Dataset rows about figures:
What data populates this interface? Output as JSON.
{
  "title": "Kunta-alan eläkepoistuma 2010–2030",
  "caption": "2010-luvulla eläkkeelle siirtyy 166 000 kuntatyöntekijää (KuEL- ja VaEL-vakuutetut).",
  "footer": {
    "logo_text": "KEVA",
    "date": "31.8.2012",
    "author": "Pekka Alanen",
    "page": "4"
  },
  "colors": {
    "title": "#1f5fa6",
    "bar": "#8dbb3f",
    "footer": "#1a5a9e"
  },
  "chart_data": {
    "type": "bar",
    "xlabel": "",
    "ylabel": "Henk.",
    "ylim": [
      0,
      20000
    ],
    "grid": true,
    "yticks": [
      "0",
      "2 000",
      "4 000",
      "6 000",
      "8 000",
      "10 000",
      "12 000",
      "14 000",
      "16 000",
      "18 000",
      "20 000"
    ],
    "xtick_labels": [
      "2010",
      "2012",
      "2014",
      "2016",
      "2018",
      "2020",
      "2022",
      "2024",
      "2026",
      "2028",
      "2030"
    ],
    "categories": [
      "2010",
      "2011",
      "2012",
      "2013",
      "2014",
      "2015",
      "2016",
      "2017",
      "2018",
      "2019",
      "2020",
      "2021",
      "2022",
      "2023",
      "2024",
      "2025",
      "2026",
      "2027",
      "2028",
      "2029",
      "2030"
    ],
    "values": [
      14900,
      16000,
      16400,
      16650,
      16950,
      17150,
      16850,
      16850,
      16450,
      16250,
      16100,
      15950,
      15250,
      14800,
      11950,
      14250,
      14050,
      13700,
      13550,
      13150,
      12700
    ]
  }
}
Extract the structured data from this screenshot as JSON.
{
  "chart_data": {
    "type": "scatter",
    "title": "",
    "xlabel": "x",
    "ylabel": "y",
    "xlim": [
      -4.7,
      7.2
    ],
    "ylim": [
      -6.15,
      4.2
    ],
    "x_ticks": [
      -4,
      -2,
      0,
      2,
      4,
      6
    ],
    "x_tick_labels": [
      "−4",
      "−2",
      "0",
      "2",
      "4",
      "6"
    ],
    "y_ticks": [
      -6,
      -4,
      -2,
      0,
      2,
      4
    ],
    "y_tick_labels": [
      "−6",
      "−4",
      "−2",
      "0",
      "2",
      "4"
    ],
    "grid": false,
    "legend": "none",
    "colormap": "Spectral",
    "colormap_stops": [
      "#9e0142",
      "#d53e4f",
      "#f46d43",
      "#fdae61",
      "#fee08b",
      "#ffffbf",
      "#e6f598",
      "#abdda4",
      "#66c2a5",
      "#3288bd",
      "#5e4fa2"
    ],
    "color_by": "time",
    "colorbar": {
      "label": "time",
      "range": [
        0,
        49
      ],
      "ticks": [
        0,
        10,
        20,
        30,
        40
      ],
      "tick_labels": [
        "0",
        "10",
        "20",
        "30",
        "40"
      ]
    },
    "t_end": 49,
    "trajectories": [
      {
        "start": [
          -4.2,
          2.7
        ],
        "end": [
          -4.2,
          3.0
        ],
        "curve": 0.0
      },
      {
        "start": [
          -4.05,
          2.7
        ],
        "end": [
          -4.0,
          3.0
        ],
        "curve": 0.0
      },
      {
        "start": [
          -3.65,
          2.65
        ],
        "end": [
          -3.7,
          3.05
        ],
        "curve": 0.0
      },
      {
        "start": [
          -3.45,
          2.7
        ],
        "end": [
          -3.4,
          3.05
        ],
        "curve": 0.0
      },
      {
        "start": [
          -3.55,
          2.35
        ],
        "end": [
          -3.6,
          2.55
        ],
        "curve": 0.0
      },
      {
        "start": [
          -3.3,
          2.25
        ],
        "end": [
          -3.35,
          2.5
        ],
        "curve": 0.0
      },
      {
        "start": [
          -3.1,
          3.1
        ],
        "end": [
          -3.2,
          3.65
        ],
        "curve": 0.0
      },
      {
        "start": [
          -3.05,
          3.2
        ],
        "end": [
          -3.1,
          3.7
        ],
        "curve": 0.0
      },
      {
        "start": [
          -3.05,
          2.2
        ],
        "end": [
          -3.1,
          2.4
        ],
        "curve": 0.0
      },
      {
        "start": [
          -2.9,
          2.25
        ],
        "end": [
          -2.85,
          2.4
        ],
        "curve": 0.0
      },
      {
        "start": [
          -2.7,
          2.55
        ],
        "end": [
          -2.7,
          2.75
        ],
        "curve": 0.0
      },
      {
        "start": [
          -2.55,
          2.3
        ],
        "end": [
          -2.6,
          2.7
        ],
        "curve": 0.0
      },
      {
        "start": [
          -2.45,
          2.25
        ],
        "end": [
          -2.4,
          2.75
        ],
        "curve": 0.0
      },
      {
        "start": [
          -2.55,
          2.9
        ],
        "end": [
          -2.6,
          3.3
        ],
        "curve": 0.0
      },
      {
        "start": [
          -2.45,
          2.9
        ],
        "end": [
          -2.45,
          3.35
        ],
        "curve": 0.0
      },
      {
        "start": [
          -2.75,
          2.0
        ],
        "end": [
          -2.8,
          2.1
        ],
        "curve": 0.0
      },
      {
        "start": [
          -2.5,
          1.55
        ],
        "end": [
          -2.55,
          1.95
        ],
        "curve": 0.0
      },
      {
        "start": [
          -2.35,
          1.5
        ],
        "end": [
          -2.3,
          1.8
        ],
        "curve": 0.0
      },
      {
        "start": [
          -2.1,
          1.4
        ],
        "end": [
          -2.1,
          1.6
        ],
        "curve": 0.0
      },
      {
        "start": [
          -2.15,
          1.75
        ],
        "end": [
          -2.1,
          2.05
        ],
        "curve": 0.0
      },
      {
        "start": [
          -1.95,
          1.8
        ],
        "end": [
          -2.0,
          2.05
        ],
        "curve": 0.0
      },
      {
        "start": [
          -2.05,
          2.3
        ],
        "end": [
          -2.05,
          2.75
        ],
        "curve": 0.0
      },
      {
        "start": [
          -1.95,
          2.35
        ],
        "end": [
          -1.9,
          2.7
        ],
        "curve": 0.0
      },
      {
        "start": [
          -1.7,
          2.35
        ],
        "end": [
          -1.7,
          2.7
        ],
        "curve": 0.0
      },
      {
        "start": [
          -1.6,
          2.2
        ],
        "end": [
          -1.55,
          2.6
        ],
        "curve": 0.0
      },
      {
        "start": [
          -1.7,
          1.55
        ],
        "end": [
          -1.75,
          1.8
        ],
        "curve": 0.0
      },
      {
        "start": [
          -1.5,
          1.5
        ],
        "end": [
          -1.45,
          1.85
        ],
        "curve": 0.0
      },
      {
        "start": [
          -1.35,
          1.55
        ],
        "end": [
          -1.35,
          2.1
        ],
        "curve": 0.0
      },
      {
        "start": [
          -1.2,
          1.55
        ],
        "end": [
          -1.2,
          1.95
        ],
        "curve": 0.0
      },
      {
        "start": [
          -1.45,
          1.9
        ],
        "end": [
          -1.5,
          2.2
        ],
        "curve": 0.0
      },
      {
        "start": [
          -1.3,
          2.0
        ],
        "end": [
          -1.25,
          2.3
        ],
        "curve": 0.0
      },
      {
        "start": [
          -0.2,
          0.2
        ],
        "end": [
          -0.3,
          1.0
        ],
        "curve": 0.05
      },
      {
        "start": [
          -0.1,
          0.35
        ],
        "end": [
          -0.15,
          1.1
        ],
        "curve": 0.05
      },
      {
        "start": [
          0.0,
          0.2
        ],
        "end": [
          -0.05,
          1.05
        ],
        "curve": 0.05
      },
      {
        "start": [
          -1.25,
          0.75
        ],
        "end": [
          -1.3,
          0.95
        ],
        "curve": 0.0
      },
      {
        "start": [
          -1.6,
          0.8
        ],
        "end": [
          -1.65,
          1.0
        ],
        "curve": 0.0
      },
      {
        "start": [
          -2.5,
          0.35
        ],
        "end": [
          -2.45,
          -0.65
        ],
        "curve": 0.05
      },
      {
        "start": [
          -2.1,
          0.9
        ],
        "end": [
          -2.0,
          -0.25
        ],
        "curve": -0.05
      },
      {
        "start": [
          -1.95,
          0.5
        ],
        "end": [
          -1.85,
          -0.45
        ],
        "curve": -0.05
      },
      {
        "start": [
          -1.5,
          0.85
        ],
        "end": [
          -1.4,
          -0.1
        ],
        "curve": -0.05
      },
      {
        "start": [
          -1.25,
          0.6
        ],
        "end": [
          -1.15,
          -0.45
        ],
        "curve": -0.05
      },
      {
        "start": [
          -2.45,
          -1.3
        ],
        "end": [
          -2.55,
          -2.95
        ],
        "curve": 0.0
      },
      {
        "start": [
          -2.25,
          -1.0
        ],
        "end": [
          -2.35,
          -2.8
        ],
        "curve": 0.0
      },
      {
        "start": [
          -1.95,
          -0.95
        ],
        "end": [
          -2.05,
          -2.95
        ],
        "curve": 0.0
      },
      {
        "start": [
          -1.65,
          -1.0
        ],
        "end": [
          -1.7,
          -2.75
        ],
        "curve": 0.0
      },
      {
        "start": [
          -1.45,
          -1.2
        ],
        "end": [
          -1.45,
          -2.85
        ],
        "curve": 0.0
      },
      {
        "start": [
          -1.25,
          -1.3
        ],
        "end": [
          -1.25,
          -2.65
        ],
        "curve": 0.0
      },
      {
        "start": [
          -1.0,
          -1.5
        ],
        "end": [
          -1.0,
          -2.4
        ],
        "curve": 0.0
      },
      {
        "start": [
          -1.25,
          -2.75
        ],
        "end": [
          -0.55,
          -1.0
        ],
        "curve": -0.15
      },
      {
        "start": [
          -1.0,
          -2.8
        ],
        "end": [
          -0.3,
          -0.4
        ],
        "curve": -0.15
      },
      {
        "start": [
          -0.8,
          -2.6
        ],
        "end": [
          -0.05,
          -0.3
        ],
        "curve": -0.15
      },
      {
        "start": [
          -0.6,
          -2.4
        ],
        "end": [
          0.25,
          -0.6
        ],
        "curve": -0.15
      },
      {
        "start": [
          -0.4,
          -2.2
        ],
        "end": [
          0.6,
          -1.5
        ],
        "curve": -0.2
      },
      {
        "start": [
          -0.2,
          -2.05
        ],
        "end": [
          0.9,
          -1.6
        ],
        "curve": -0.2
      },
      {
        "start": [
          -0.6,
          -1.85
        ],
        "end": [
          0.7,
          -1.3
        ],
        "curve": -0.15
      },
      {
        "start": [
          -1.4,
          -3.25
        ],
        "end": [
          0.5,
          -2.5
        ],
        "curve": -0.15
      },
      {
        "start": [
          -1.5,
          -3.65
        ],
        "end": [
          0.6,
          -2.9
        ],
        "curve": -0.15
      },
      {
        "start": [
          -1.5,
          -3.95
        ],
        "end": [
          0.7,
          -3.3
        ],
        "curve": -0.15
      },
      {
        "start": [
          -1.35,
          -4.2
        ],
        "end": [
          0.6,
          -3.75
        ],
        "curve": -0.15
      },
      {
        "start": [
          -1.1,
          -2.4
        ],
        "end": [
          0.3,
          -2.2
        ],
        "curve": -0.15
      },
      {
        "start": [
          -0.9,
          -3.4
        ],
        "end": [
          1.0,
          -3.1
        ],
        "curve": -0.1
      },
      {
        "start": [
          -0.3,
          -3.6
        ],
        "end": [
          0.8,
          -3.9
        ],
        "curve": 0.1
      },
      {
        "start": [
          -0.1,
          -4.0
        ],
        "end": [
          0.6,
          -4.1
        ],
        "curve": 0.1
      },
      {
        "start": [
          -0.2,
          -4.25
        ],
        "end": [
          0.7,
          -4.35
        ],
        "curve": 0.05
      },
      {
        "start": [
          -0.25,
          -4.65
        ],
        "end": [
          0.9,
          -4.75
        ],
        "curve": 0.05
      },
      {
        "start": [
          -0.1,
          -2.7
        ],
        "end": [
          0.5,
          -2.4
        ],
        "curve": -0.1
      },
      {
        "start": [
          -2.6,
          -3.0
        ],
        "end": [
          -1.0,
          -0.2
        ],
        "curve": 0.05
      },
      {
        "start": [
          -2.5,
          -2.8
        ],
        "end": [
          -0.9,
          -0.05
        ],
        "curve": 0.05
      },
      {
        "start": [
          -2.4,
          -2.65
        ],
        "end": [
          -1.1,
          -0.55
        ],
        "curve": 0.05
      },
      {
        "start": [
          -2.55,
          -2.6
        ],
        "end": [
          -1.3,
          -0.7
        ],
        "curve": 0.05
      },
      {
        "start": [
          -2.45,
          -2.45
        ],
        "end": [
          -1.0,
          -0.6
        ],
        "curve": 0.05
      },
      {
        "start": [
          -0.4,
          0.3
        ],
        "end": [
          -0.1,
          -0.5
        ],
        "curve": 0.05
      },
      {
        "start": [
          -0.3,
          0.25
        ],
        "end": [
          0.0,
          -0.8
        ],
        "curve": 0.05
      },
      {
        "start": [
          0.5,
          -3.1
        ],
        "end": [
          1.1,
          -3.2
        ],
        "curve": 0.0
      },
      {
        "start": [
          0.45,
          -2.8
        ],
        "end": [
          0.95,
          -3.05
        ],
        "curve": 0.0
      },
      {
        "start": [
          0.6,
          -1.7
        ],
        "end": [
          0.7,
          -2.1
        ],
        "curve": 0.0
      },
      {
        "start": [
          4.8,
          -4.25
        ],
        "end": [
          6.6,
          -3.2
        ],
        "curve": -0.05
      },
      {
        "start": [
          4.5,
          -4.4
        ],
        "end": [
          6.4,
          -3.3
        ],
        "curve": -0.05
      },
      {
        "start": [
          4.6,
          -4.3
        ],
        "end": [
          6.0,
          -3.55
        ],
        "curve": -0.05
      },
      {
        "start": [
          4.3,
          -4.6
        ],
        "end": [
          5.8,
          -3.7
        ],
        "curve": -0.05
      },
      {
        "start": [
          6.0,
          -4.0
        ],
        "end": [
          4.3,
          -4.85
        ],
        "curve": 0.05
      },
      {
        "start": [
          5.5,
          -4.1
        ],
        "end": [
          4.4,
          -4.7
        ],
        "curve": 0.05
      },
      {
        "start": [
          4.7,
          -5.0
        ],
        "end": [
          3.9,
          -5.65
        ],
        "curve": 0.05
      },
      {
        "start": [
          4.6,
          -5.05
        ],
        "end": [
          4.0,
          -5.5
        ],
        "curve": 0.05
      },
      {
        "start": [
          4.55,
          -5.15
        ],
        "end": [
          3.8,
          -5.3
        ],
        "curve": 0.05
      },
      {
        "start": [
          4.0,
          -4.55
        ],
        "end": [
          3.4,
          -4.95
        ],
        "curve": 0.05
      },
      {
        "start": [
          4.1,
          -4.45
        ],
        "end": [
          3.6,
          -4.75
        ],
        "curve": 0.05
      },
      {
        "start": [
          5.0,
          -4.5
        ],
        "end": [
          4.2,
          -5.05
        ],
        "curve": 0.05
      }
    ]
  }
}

TASK STATEMENT:
From the material above, copy each line that includes the word "JSON".

ANSWER TO THE TASK:
What data populates this interface? Output as JSON.
Extract the structured data from this screenshot as JSON.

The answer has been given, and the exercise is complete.